• Task instructions
Scan the records for the string "мельницы"; copy each line where it occurs.
═════ Data to process
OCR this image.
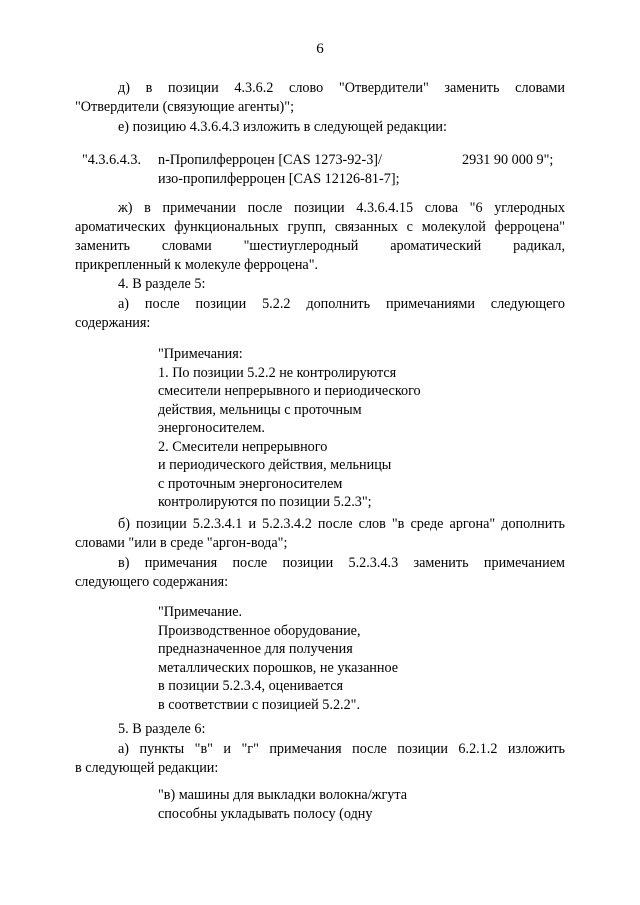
6
д) в позиции 4.3.6.2 слово "Отвердители" заменить словами
"Отвердители (связующие агенты)";
е) позицию 4.3.6.4.3 изложить в следующей редакции:
"4.3.6.4.3. n-Пропилферроцен [CAS 1273-92-3]/	2931 90 000 9";
изо-пропилферроцен [CAS 12126-81-7];
ж) в примечании после позиции 4.3.6.4.15 слова "6 углеродных
ароматических функциональных групп, связанных с молекулой ферроцена"
заменить словами "шестиуглеродный ароматический радикал,
прикрепленный к молекуле ферроцена".
4. В разделе 5:
а) после позиции 5.2.2 дополнить примечаниями следующего
содержания:
"Примечания:
1. По позиции 5.2.2 не контролируются
смесители непрерывного и периодического
действия, мельницы с проточным
энергоносителем.
2. Смесители непрерывного
и периодического действия, мельницы
с проточным энергоносителем
контролируются по позиции 5.2.3";
б) позиции 5.2.3.4.1 и 5.2.3.4.2 после слов "в среде аргона" дополнить
словами "или в среде "аргон-вода";
в) примечания после позиции 5.2.3.4.3 заменить примечанием
следующего содержания:
"Примечание.
Производственное оборудование,
предназначенное для получения
металлических порошков, не указанное
в позиции 5.2.3.4, оценивается
в соответствии с позицией 5.2.2".
5. В разделе 6:
а) пункты "в" и "г" примечания после позиции 6.2.1.2 изложить
в следующей редакции:
"в) машины для выкладки волокна/жгута
способны укладывать полосу (одну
══════════
• The completed task
действия, мельницы с проточным
и периодического действия, мельницы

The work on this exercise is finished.